DESCRIPTION OF THE TASK: Pull out every line below holding the word "военной".

EXTRACTED DATA:
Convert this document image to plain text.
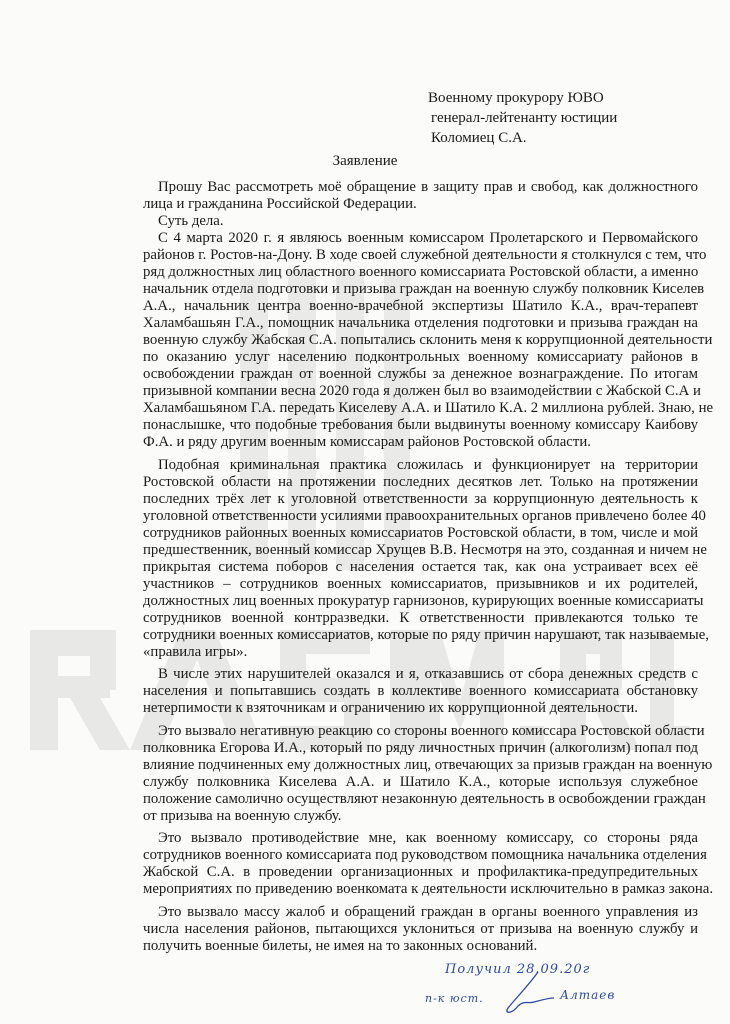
Военному прокурору ЮВО
генерал-лейтенанту юстиции
Коломиец С.А.
Заявление
Прошу Вас рассмотреть моё обращение в защиту прав и свобод, как должностного
лица и гражданина Российской Федерации.
Суть дела.
С 4 марта 2020 г. я являюсь военным комиссаром Пролетарского и Первомайского
районов г. Ростов-на-Дону. В ходе своей служебной деятельности я столкнулся с тем, что
ряд должностных лиц областного военного комиссариата Ростовской области, а именно
начальник отдела подготовки и призыва граждан на военную службу полковник Киселев
А.А., начальник центра военно-врачебной экспертизы Шатило К.А., врач-терапевт
Халамбашьян Г.А., помощник начальника отделения подготовки и призыва граждан на
военную службу Жабская С.А. попытались склонить меня к коррупционной деятельности
по оказанию услуг населению подконтрольных военному комиссариату районов в
освобождении граждан от военной службы за денежное вознаграждение. По итогам
призывной компании весна 2020 года я должен был во взаимодействии с Жабской С.А и
Халамбашьяном Г.А. передать Киселеву А.А. и Шатило К.А. 2 миллиона рублей. Знаю, не
понаслышке, что подобные требования были выдвинуты военному комиссару Каибову
Ф.А. и ряду другим военным комиссарам районов Ростовской области.
Подобная криминальная практика сложилась и функционирует на территории
Ростовской области на протяжении последних десятков лет. Только на протяжении
последних трёх лет к уголовной ответственности за коррупционную деятельность к
уголовной ответственности усилиями правоохранительных органов привлечено более 40
сотрудников районных военных комиссариатов Ростовской области, в том, числе и мой
предшественник, военный комиссар Хрущев В.В. Несмотря на это, созданная и ничем не
прикрытая система поборов с населения остается так, как она устраивает всех её
участников – сотрудников военных комиссариатов, призывников и их родителей,
должностных лиц военных прокуратур гарнизонов, курирующих военные комиссариаты
сотрудников военной контрразведки. К ответственности привлекаются только те
сотрудники военных комиссариатов, которые по ряду причин нарушают, так называемые,
«правила игры».
В числе этих нарушителей оказался и я, отказавшись от сбора денежных средств с
населения и попытавшись создать в коллективе военного комиссариата обстановку
нетерпимости к взяточникам и ограничению их коррупционной деятельности.
Это вызвало негативную реакцию со стороны военного комиссара Ростовской области
полковника Егорова И.А., который по ряду личностных причин (алкоголизм) попал под
влияние подчиненных ему должностных лиц, отвечающих за призыв граждан на военную
службу полковника Киселева А.А. и Шатило К.А., которые используя служебное
положение самолично осуществляют незаконную деятельность в освобождении граждан
от призыва на военную службу.
Это вызвало противодействие мне, как военному комиссару, со стороны ряда
сотрудников военного комиссариата под руководством помощника начальника отделения
Жабской С.А. в проведении организационных и профилактика-предупредительных
мероприятиях по приведению военкомата к деятельности исключительно в рамказ закона.
Это вызвало массу жалоб и обращений граждан в органы военного управления из
числа населения районов, пытающихся уклониться от призыва на военную службу и
получить военные билеты, не имея на то законных оснований.
Получил 28.09.20г
п-к юст.	Алтаев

REPLY:
освобождении граждан от военной службы за денежное вознаграждение. По итогам
сотрудников военной контрразведки. К ответственности привлекаются только те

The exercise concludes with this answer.